Pull out every line below containing the word "café".

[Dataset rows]
=-=-=

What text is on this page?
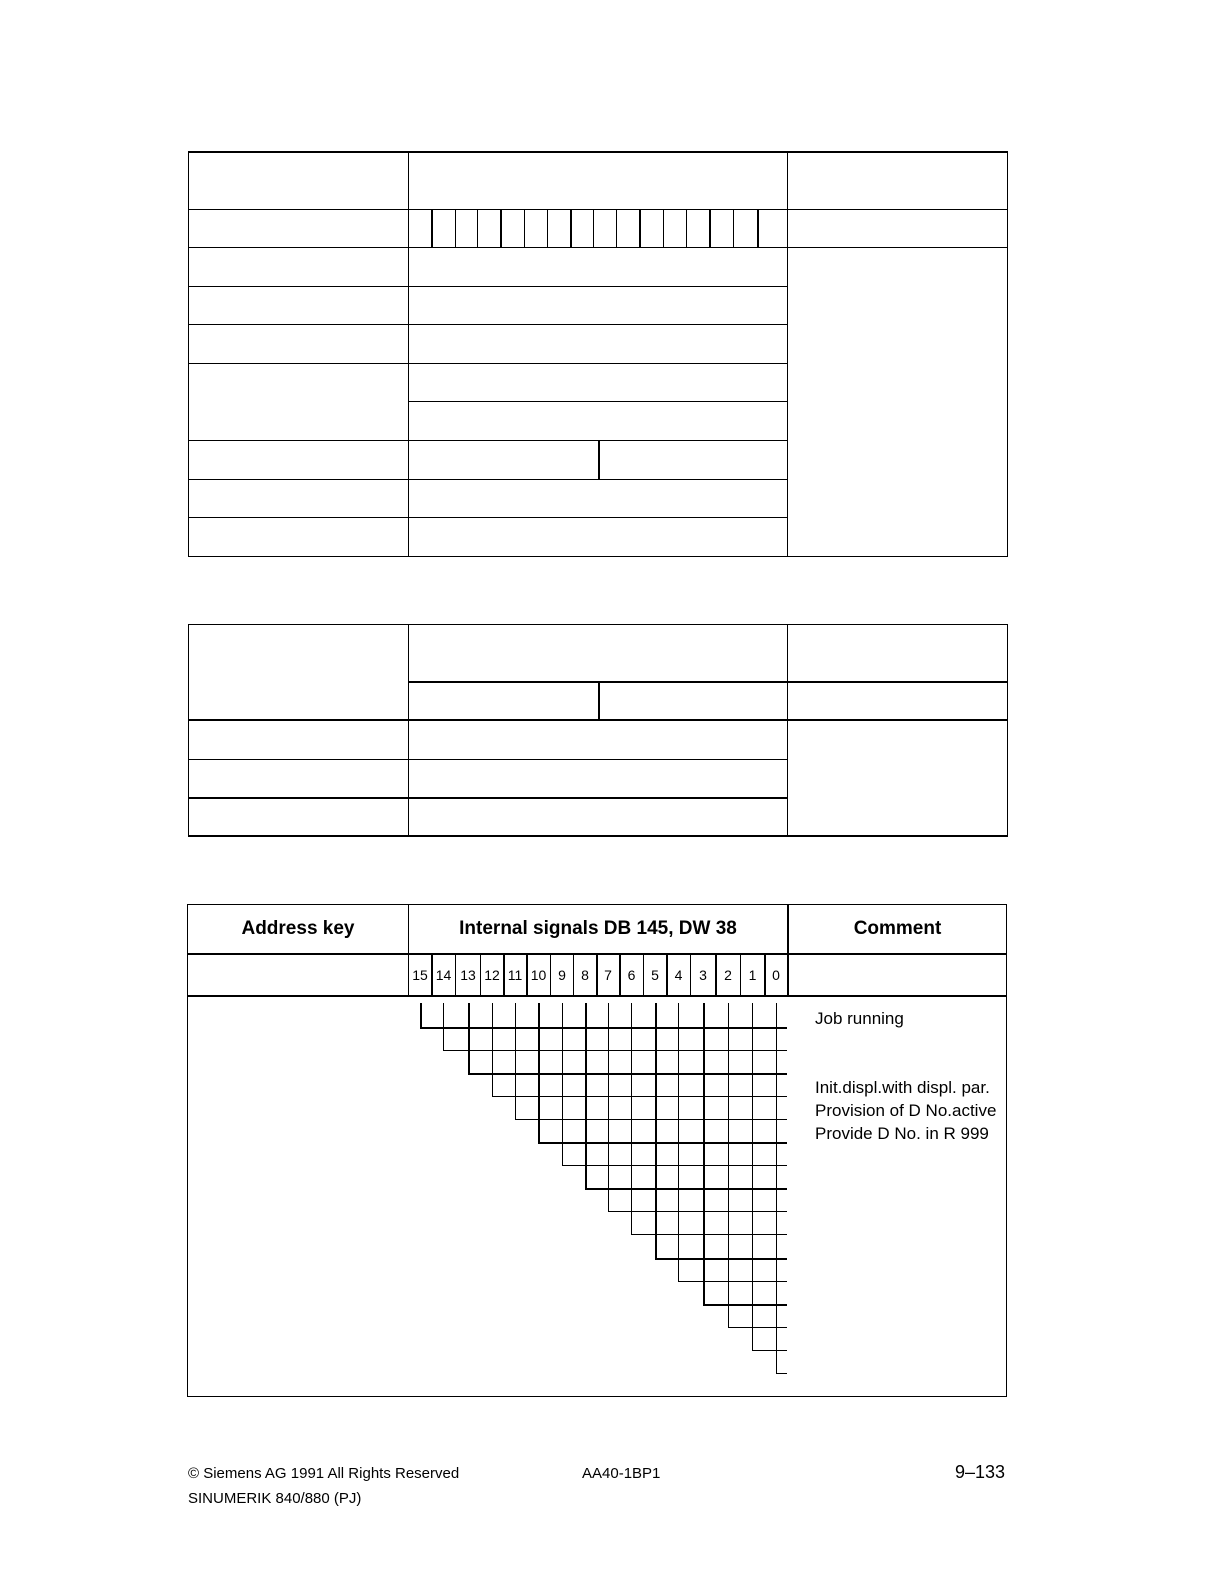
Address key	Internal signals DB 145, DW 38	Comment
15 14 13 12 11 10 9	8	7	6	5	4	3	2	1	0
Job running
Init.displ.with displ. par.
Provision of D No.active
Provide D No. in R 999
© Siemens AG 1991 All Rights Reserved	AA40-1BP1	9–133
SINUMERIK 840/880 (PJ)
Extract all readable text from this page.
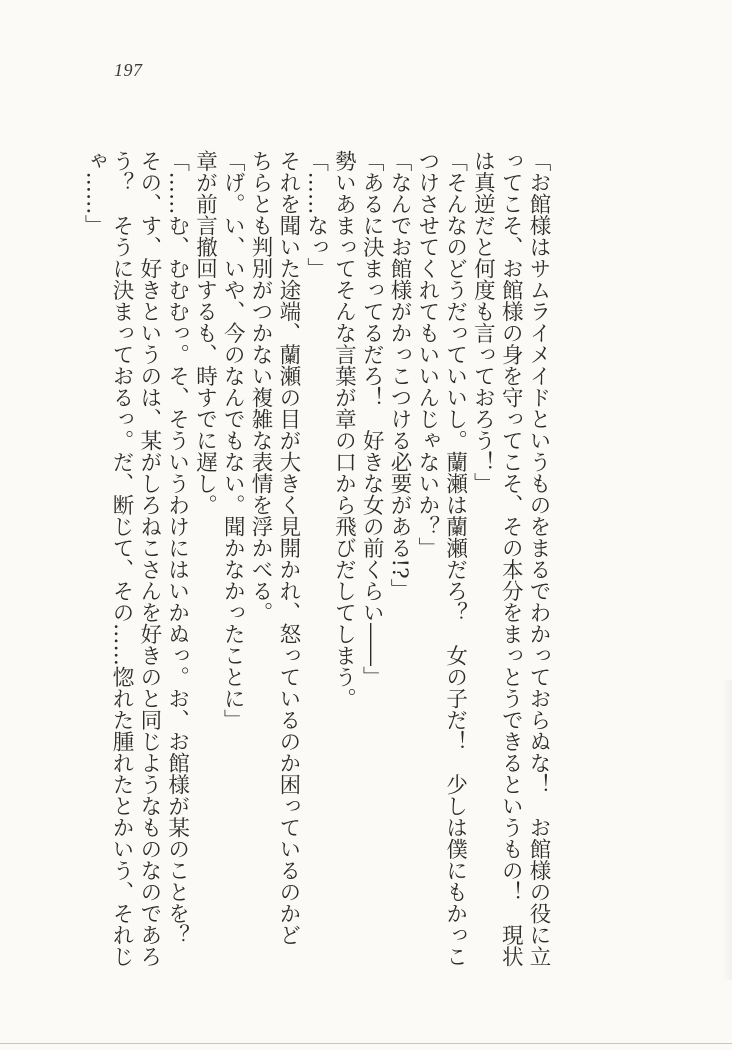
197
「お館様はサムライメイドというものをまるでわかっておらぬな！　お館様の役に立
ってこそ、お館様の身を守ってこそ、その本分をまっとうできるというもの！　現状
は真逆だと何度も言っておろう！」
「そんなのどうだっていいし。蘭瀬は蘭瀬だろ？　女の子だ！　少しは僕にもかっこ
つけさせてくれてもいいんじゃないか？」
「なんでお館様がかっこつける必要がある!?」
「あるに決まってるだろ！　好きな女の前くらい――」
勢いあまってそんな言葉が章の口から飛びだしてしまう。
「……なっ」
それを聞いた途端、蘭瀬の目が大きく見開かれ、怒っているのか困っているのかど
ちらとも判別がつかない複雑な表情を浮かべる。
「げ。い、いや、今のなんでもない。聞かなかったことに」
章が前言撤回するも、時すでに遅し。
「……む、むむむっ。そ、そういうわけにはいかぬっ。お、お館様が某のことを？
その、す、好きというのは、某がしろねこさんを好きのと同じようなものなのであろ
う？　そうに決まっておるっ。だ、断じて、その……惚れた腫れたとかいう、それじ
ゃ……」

=-=-=

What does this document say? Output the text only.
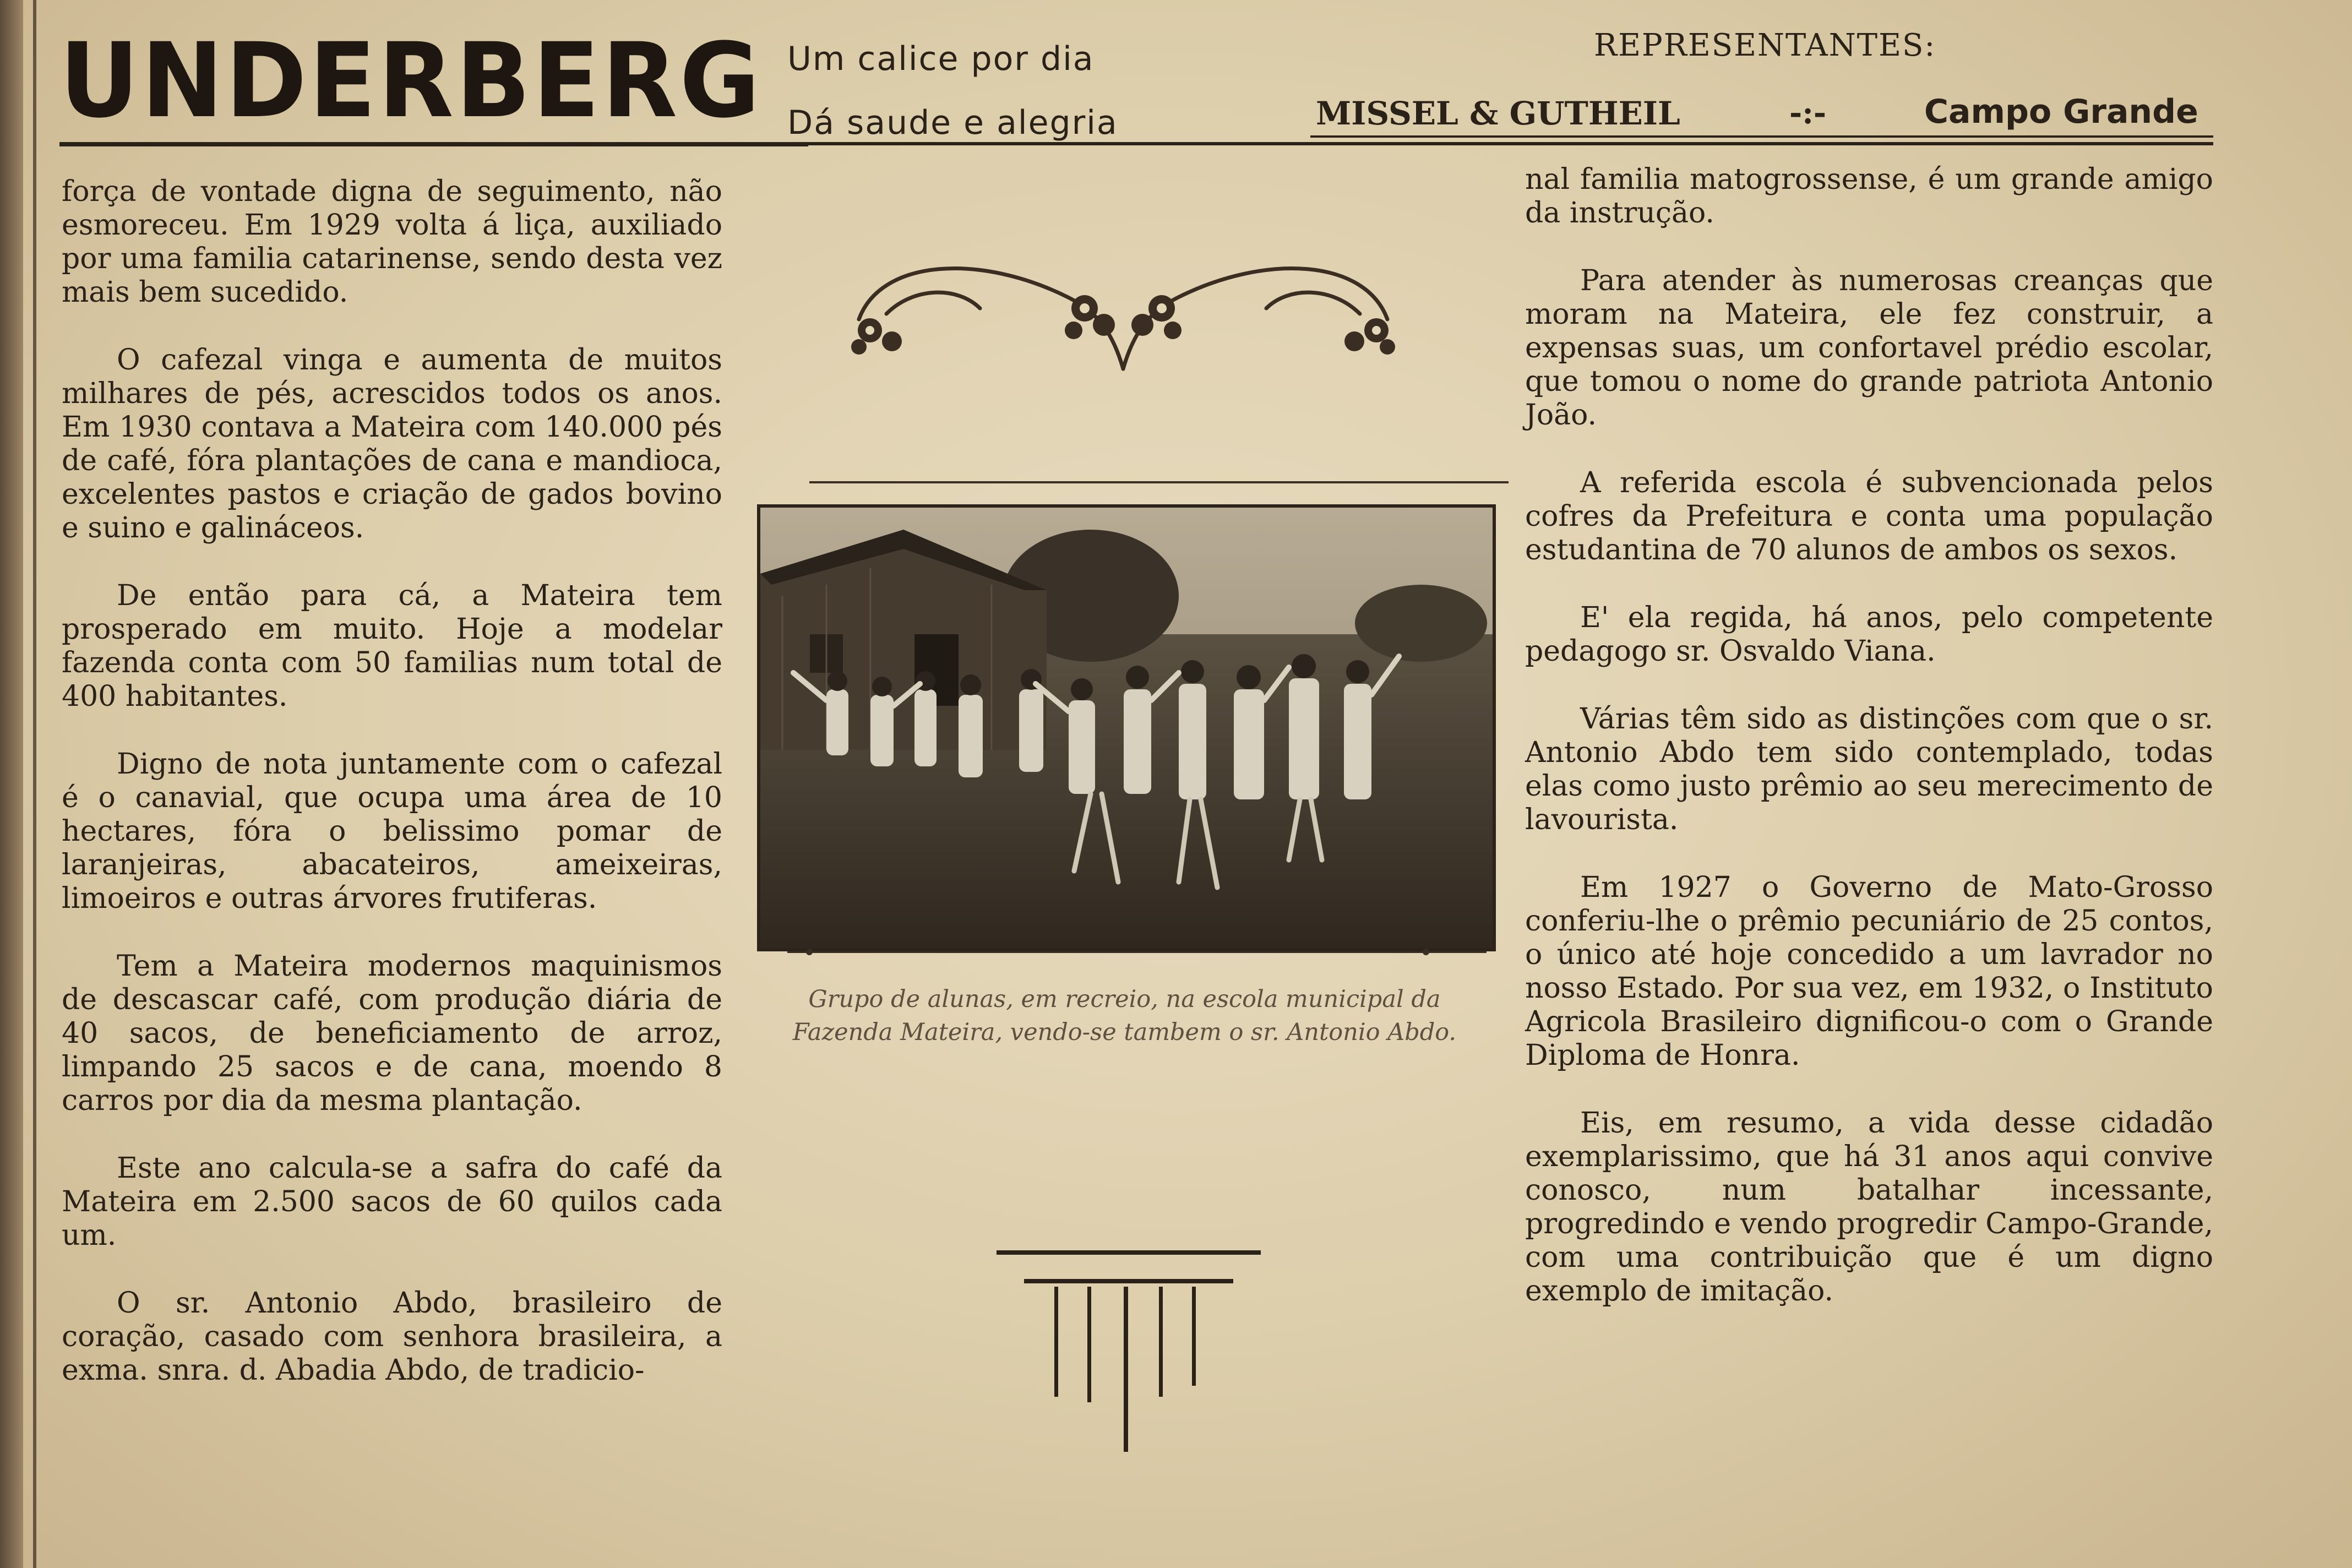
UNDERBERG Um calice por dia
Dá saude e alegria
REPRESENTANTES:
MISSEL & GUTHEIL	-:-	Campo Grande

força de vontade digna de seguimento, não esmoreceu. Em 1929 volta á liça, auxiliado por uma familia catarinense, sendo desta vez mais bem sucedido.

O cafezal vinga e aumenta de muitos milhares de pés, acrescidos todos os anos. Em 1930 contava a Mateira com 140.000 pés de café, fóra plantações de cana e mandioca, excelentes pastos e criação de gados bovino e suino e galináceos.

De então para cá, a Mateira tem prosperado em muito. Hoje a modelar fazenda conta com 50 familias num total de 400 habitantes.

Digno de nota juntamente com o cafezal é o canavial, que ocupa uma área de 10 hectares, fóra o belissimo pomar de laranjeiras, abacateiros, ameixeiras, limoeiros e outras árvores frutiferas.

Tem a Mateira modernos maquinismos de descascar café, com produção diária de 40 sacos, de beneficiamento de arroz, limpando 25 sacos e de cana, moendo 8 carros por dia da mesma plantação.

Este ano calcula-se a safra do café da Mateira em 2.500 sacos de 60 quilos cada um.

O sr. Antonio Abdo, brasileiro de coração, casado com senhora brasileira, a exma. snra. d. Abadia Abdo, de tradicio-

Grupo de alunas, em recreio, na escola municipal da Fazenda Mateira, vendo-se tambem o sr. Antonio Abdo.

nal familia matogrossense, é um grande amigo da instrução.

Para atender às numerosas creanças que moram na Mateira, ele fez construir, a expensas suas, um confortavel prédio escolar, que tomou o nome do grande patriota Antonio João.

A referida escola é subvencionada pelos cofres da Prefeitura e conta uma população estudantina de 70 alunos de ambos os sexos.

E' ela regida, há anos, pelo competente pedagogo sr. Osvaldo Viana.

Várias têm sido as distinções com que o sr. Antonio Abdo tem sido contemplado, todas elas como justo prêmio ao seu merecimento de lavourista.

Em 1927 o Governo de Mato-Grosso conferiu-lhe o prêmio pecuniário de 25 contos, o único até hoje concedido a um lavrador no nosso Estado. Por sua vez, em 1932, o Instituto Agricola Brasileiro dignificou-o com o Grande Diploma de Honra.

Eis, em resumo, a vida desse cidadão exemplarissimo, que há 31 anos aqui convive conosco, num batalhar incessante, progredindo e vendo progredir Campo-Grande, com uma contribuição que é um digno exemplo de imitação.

=-=-=

Response =
O cafezal vinga e aumenta de muitos milhares de pés, acrescidos todos os anos. Em 1930 contava a Mateira com 140.000 pés de café, fóra plantações de cana e mandioca, excelentes pastos e criação de gados bovino e suino e galináceos.
Tem a Mateira modernos maquinismos de descascar café, com produção diária de 40 sacos, de beneficiamento de arroz, limpando 25 sacos e de cana, moendo 8 carros por dia da mesma plantação.
Este ano calcula-se a safra do café da Mateira em 2.500 sacos de 60 quilos cada um.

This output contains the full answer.